**What to produce:** Starting with the line that includes "Enumerate this screenshot's", write out every remaining line of the records below exactly as it appears, leaving out any images.

Data records:
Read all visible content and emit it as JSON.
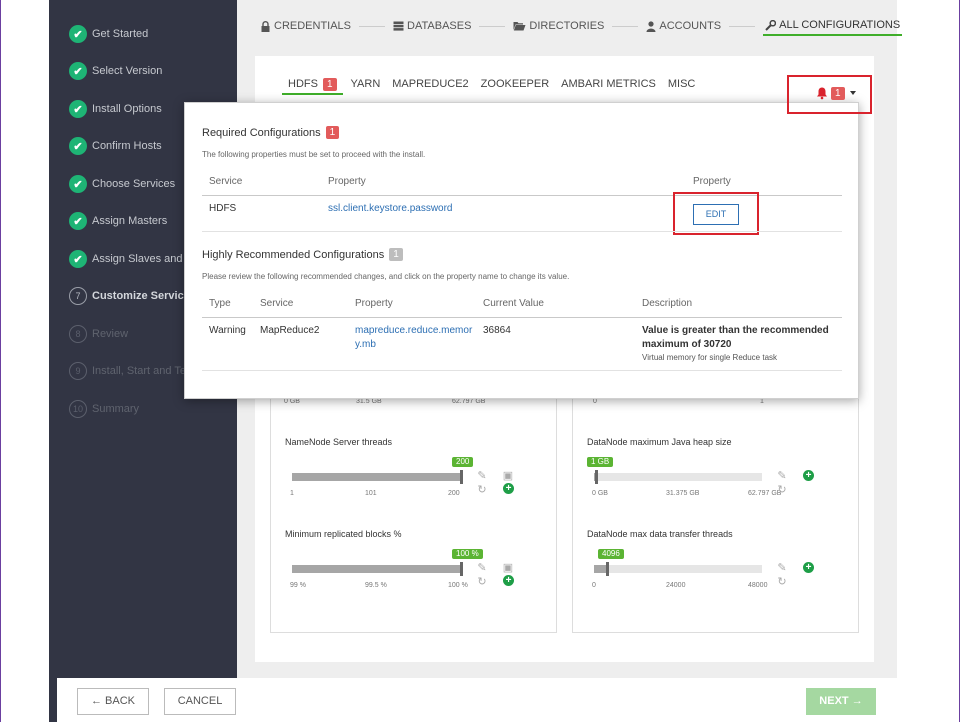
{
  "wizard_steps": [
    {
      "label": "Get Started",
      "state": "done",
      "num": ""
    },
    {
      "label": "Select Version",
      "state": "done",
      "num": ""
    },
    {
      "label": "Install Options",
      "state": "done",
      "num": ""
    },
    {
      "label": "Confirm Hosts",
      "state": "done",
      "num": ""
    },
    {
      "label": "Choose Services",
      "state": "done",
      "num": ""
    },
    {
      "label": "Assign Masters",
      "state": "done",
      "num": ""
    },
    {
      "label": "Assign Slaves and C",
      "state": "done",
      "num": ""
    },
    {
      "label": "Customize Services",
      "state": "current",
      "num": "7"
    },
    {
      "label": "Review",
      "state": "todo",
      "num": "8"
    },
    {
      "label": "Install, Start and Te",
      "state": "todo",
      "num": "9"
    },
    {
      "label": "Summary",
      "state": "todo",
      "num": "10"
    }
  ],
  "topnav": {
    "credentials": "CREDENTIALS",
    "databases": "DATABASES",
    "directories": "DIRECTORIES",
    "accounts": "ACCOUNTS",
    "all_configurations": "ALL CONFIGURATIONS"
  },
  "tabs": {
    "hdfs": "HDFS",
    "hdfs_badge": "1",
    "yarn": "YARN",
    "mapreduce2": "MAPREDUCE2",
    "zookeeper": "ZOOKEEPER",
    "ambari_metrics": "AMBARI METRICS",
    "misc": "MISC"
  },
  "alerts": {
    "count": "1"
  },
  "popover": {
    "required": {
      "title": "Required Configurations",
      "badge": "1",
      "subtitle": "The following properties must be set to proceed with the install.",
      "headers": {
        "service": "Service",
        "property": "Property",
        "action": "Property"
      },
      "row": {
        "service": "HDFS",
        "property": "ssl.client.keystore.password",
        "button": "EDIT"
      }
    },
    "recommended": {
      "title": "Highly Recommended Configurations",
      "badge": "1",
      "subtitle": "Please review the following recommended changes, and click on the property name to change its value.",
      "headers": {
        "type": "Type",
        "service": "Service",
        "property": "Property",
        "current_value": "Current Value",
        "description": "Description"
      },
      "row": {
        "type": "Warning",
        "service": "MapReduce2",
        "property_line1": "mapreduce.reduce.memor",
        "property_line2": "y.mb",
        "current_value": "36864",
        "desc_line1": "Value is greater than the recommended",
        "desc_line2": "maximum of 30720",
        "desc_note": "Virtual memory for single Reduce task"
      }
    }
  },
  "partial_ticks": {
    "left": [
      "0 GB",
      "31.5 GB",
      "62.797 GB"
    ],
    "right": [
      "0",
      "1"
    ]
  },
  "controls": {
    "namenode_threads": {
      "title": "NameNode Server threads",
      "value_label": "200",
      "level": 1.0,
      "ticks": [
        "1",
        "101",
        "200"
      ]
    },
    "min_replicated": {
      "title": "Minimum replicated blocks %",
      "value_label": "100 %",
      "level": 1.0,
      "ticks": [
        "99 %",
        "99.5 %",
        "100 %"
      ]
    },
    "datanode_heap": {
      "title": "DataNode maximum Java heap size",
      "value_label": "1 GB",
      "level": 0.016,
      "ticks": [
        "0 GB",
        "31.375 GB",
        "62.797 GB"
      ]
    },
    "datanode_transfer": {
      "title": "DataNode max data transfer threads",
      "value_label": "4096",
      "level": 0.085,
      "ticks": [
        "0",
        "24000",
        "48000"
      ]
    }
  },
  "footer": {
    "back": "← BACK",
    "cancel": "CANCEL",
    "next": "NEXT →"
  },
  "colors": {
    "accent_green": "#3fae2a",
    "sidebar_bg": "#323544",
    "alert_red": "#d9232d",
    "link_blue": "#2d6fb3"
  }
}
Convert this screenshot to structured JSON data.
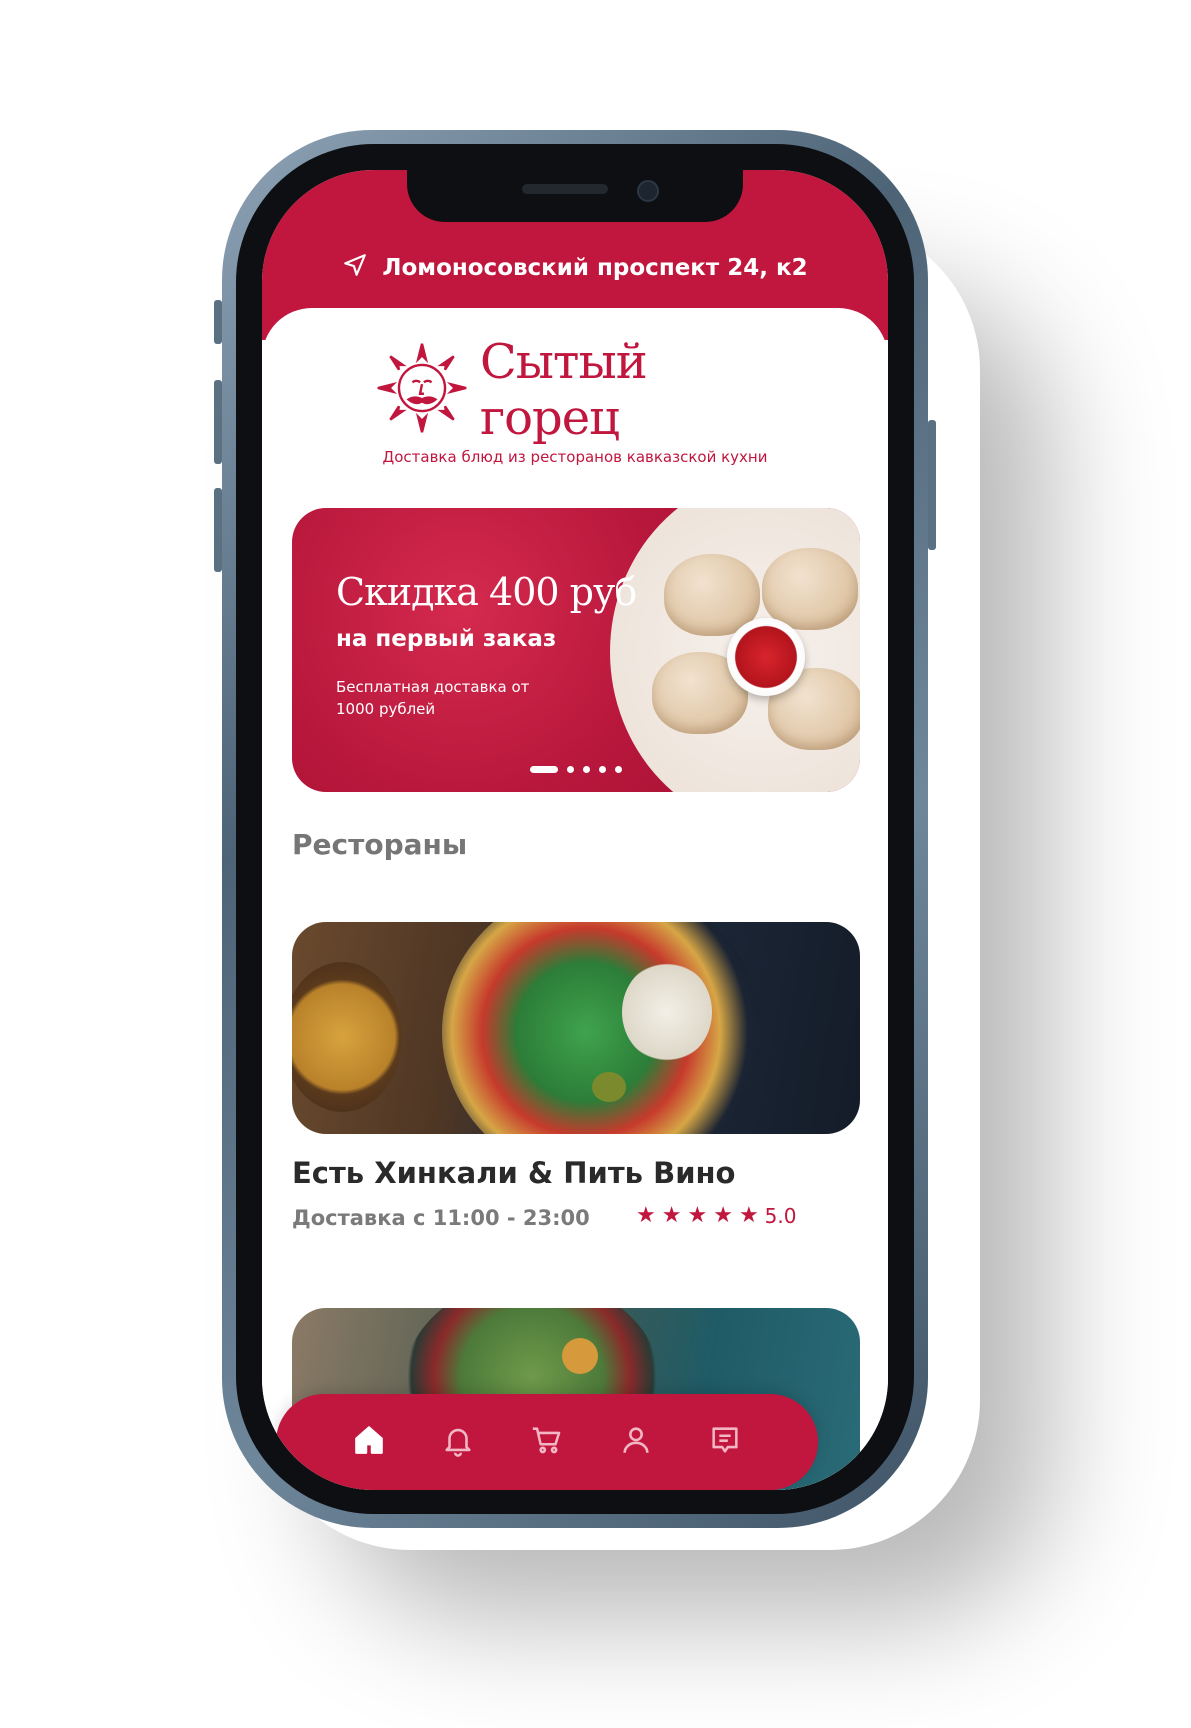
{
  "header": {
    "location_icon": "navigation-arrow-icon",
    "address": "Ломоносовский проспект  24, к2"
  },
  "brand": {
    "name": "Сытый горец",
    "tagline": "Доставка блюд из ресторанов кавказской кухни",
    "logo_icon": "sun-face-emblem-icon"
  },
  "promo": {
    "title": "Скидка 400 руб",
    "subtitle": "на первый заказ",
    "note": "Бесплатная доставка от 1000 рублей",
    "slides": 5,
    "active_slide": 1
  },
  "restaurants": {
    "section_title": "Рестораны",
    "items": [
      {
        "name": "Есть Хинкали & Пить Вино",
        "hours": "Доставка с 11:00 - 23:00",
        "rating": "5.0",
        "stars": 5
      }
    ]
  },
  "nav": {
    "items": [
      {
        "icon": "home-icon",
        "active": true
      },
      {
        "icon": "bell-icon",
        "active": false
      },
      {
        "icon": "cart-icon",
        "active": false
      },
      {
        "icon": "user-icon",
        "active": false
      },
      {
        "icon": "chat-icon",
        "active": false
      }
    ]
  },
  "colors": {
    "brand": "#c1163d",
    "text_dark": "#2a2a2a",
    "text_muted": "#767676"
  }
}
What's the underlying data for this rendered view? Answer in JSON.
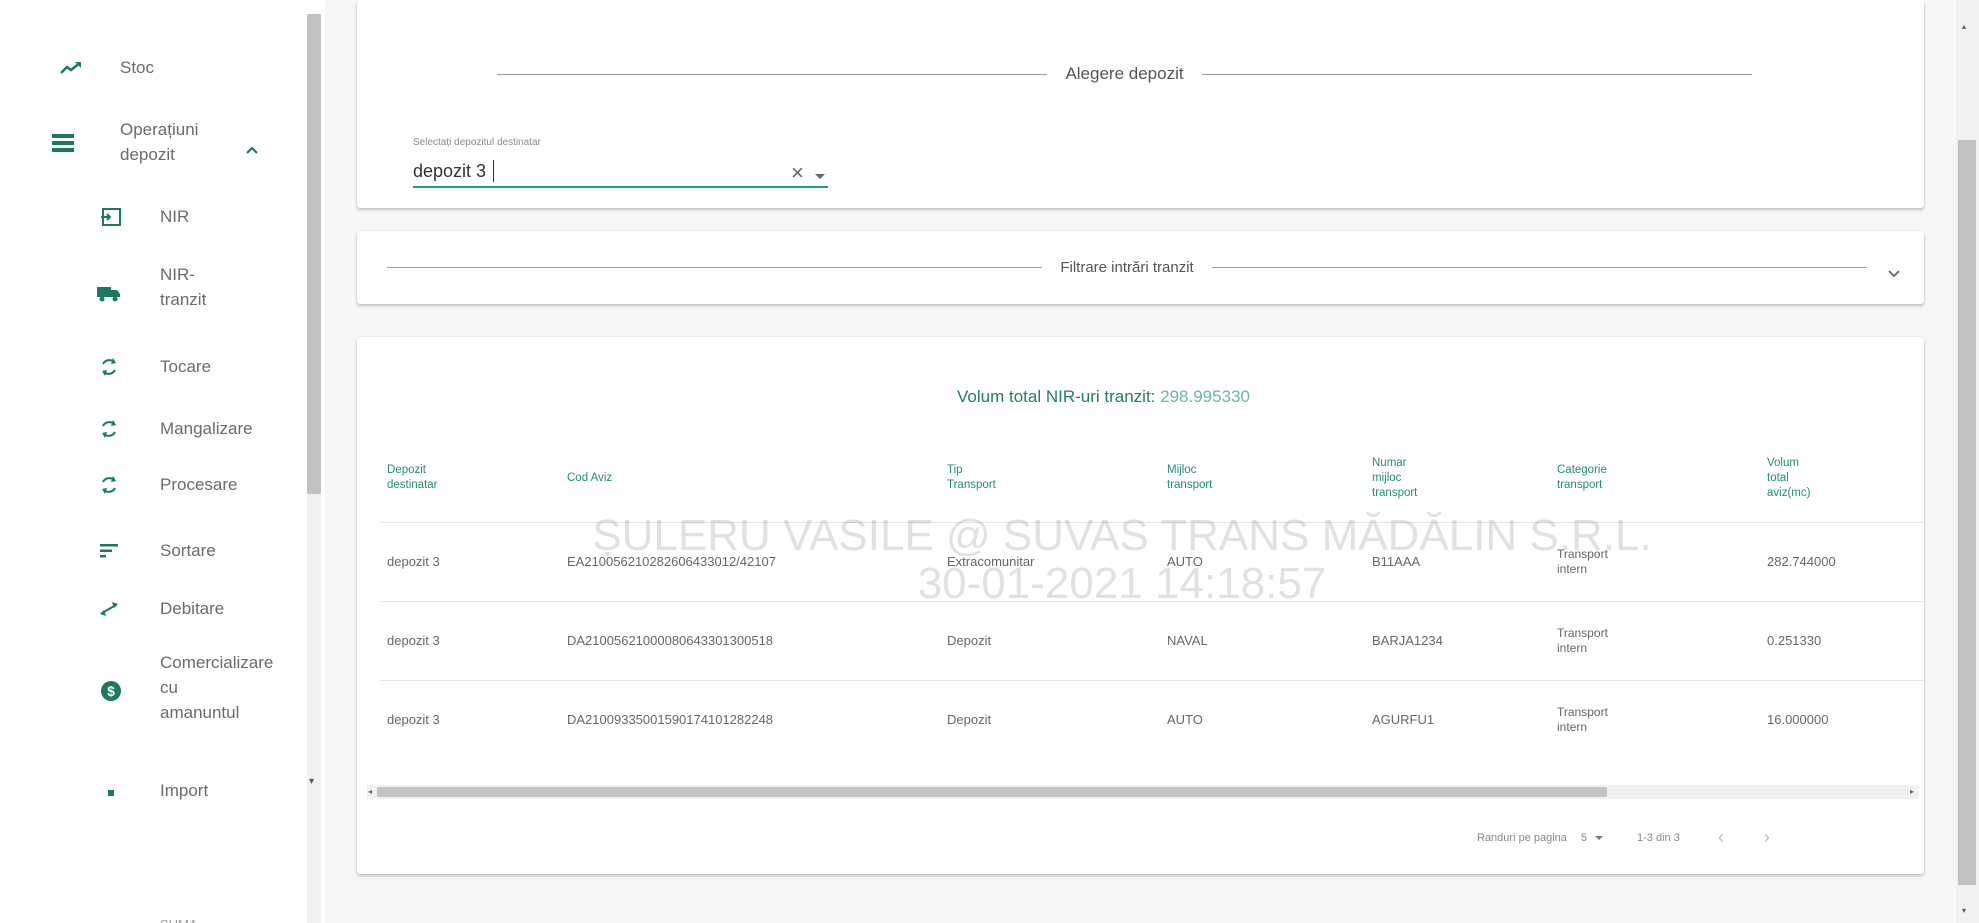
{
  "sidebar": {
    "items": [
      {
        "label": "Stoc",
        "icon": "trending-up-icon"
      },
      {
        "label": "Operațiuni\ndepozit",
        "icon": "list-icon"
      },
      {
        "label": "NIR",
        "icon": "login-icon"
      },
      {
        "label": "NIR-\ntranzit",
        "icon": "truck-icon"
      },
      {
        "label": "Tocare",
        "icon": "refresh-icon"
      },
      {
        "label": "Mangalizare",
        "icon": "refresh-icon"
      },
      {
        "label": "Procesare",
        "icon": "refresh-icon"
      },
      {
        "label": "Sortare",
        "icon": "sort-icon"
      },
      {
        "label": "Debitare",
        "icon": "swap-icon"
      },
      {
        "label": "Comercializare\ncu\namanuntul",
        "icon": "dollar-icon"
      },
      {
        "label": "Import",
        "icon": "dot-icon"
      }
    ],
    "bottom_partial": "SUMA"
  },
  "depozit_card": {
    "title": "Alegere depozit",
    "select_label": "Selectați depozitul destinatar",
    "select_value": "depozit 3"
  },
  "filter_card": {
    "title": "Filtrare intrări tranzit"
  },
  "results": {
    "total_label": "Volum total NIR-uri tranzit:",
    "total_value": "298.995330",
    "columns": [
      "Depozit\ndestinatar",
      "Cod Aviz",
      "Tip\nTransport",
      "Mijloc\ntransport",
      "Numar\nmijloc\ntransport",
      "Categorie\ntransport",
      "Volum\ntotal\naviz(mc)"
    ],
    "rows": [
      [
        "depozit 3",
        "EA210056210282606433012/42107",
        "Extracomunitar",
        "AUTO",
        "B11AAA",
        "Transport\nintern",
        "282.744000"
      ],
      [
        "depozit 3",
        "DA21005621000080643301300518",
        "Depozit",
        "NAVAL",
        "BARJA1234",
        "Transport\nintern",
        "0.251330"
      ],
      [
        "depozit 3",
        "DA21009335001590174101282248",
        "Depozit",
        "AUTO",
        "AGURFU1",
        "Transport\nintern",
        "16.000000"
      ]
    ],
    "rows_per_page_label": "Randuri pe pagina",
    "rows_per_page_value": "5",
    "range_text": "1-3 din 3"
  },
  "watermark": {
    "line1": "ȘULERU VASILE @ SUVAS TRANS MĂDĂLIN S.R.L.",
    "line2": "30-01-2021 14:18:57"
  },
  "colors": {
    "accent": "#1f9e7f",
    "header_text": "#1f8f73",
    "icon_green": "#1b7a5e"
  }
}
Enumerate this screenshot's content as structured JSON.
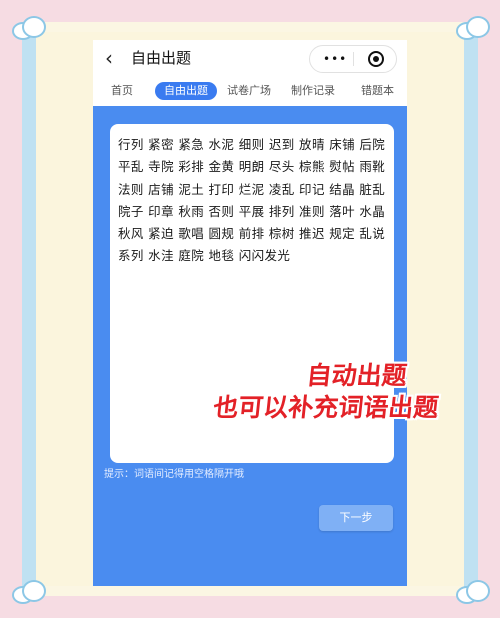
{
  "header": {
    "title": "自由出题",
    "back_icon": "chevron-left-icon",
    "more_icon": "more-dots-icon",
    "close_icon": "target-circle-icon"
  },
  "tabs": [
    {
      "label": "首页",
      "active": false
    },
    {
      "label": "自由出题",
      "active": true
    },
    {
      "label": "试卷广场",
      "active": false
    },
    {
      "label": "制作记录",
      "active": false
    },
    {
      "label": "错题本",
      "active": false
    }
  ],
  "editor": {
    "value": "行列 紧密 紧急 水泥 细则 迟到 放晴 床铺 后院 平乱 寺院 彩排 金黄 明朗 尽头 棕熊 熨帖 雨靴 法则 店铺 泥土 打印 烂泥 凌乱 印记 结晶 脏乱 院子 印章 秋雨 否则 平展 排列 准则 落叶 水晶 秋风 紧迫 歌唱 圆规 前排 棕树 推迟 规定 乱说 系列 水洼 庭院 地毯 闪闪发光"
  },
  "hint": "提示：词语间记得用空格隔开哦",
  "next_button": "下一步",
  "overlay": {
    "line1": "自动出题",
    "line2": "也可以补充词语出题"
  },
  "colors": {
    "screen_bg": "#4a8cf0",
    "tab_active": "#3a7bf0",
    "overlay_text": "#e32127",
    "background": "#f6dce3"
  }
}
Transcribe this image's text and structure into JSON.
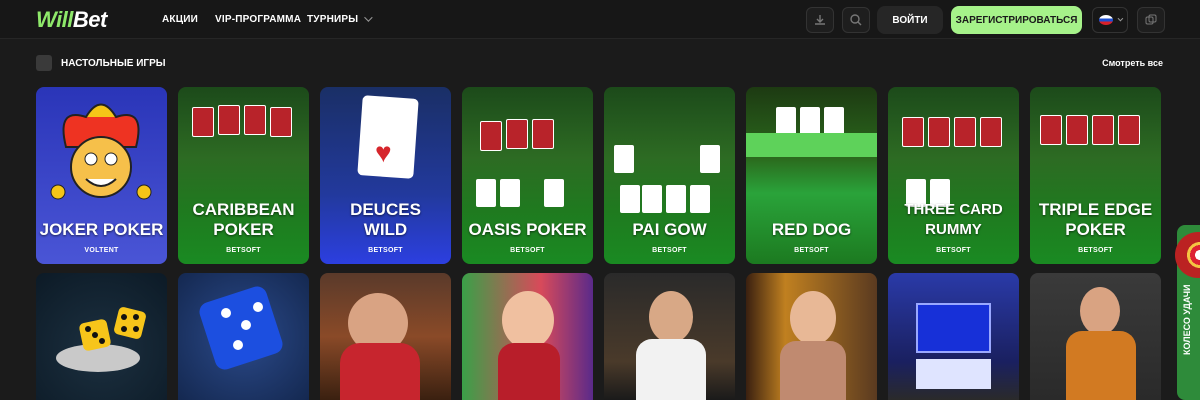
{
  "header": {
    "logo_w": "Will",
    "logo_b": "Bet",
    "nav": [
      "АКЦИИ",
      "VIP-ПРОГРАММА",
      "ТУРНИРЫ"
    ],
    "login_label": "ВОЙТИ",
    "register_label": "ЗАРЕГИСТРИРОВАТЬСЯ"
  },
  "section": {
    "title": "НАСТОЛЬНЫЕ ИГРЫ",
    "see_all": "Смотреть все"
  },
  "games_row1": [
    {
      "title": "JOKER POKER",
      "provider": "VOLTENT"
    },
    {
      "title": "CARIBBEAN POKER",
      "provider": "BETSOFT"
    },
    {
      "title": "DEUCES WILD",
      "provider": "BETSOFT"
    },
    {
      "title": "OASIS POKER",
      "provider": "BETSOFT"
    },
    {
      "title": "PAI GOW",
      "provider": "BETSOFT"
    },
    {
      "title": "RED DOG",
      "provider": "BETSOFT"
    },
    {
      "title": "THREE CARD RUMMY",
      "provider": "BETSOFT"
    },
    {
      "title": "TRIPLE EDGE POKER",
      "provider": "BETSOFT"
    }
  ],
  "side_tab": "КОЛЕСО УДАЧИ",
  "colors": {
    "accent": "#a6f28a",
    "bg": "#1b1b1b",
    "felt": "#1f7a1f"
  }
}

**Worked solution:**
Enumerate this screenshot's content as structured JSON.
{
  "header": {
    "title": "自由出题",
    "back_icon": "chevron-left-icon",
    "more_icon": "more-dots-icon",
    "close_icon": "target-circle-icon"
  },
  "tabs": [
    {
      "label": "首页",
      "active": false
    },
    {
      "label": "自由出题",
      "active": true
    },
    {
      "label": "试卷广场",
      "active": false
    },
    {
      "label": "制作记录",
      "active": false
    },
    {
      "label": "错题本",
      "active": false
    }
  ],
  "editor": {
    "value": "行列 紧密 紧急 水泥 细则 迟到 放晴 床铺 后院 平乱 寺院 彩排 金黄 明朗 尽头 棕熊 熨帖 雨靴 法则 店铺 泥土 打印 烂泥 凌乱 印记 结晶 脏乱 院子 印章 秋雨 否则 平展 排列 准则 落叶 水晶 秋风 紧迫 歌唱 圆规 前排 棕树 推迟 规定 乱说 系列 水洼 庭院 地毯 闪闪发光"
  },
  "hint": "提示：词语间记得用空格隔开哦",
  "next_button": "下一步",
  "overlay": {
    "line1": "自动出题",
    "line2": "也可以补充词语出题"
  },
  "colors": {
    "screen_bg": "#4a8cf0",
    "tab_active": "#3a7bf0",
    "overlay_text": "#e32127",
    "background": "#f6dce3"
  }
}
Transcribe this image's text and structure into JSON.
{
  "header": {
    "logo_w": "Will",
    "logo_b": "Bet",
    "nav": [
      "АКЦИИ",
      "VIP-ПРОГРАММА",
      "ТУРНИРЫ"
    ],
    "login_label": "ВОЙТИ",
    "register_label": "ЗАРЕГИСТРИРОВАТЬСЯ"
  },
  "section": {
    "title": "НАСТОЛЬНЫЕ ИГРЫ",
    "see_all": "Смотреть все"
  },
  "games_row1": [
    {
      "title": "JOKER POKER",
      "provider": "VOLTENT"
    },
    {
      "title": "CARIBBEAN POKER",
      "provider": "BETSOFT"
    },
    {
      "title": "DEUCES WILD",
      "provider": "BETSOFT"
    },
    {
      "title": "OASIS POKER",
      "provider": "BETSOFT"
    },
    {
      "title": "PAI GOW",
      "provider": "BETSOFT"
    },
    {
      "title": "RED DOG",
      "provider": "BETSOFT"
    },
    {
      "title": "THREE CARD RUMMY",
      "provider": "BETSOFT"
    },
    {
      "title": "TRIPLE EDGE POKER",
      "provider": "BETSOFT"
    }
  ],
  "side_tab": "КОЛЕСО УДАЧИ",
  "colors": {
    "accent": "#a6f28a",
    "bg": "#1b1b1b",
    "felt": "#1f7a1f"
  }
}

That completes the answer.